*DATA SUPPLIED*:

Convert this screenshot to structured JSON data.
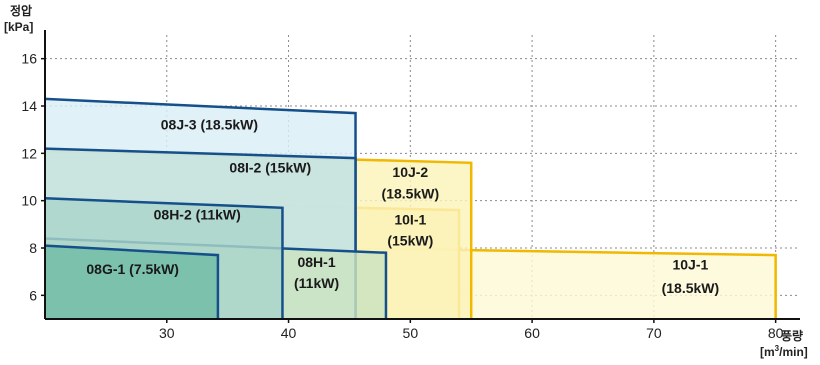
{
  "chart_data": {
    "type": "area",
    "ylabel": "정압",
    "yunit": "[kPa]",
    "xlabel": "풍량",
    "xunit_prefix": "[m",
    "xunit_sup": "3",
    "xunit_suffix": "/min]",
    "xlim": [
      20,
      82
    ],
    "ylim": [
      5,
      17
    ],
    "xticks": [
      30,
      40,
      50,
      60,
      70,
      80
    ],
    "yticks": [
      6,
      8,
      10,
      12,
      14,
      16
    ],
    "grid": true,
    "regions": [
      {
        "name": "10J-1",
        "rating": "(18.5kW)",
        "x_max": 80,
        "y_start": 8.2,
        "y_end": 7.7,
        "fill": "#fdf9d6",
        "stroke": "#f0b800",
        "labels": [
          {
            "text": "10J-1",
            "x": 73,
            "y": 7.1
          },
          {
            "text": "(18.5kW)",
            "x": 73,
            "y": 6.1
          }
        ]
      },
      {
        "name": "10I-1",
        "rating": "(15kW)",
        "x_max": 54,
        "y_start": 10.0,
        "y_end": 9.6,
        "fill": "#fbf3b8",
        "stroke": "#f0b800",
        "labels": [
          {
            "text": "10I-1",
            "x": 50,
            "y": 9.0
          },
          {
            "text": "(15kW)",
            "x": 50,
            "y": 8.1
          }
        ]
      },
      {
        "name": "10J-2",
        "rating": "(18.5kW)",
        "x_max": 55,
        "y_start": 12.1,
        "y_end": 11.6,
        "fill": "#fbf3b8",
        "stroke": "#f0b800",
        "labels": [
          {
            "text": "10J-2",
            "x": 50,
            "y": 11.0
          },
          {
            "text": "(18.5kW)",
            "x": 50,
            "y": 10.1
          }
        ]
      },
      {
        "name": "08J-3",
        "rating": "(18.5kW)",
        "x_max": 45.5,
        "y_start": 14.3,
        "y_end": 13.7,
        "fill": "#d9eef7",
        "stroke": "#16508a",
        "labels": [
          {
            "text": "08J-3 (18.5kW)",
            "x": 33.5,
            "y": 13.0
          }
        ]
      },
      {
        "name": "08I-2",
        "rating": "(15kW)",
        "x_max": 45.5,
        "y_start": 12.2,
        "y_end": 11.8,
        "fill": "#c5e2dd",
        "stroke": "#16508a",
        "labels": [
          {
            "text": "08I-2 (15kW)",
            "x": 38.5,
            "y": 11.2
          }
        ]
      },
      {
        "name": "08H-1",
        "rating": "(11kW)",
        "x_max": 48,
        "y_start": 8.4,
        "y_end": 7.8,
        "fill": "#cbe3c0",
        "stroke": "#16508a",
        "labels": [
          {
            "text": "08H-1",
            "x": 42.3,
            "y": 7.2
          },
          {
            "text": "(11kW)",
            "x": 42.3,
            "y": 6.3
          }
        ]
      },
      {
        "name": "08H-2",
        "rating": "(11kW)",
        "x_max": 39.5,
        "y_start": 10.1,
        "y_end": 9.7,
        "fill": "#a9d6cb",
        "stroke": "#16508a",
        "labels": [
          {
            "text": "08H-2 (11kW)",
            "x": 32.5,
            "y": 9.2
          }
        ]
      },
      {
        "name": "08G-1",
        "rating": "(7.5kW)",
        "x_max": 34.2,
        "y_start": 8.1,
        "y_end": 7.7,
        "fill": "#6fbca5",
        "stroke": "#16508a",
        "labels": [
          {
            "text": "08G-1 (7.5kW)",
            "x": 27.2,
            "y": 6.9
          }
        ]
      }
    ]
  },
  "colors": {
    "blue_stroke": "#16508a",
    "yellow_stroke": "#f0b800",
    "grid": "#8a8a8a",
    "axis": "#111111"
  }
}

*SHORT PROBLEM*: Out of the material above, select every line that holds the string "name".

*RESULT OF THIS EXERCISE*:
        "name": "10J-1",
        "name": "10I-1",
        "name": "10J-2",
        "name": "08J-3",
        "name": "08I-2",
        "name": "08H-1",
        "name": "08H-2",
        "name": "08G-1",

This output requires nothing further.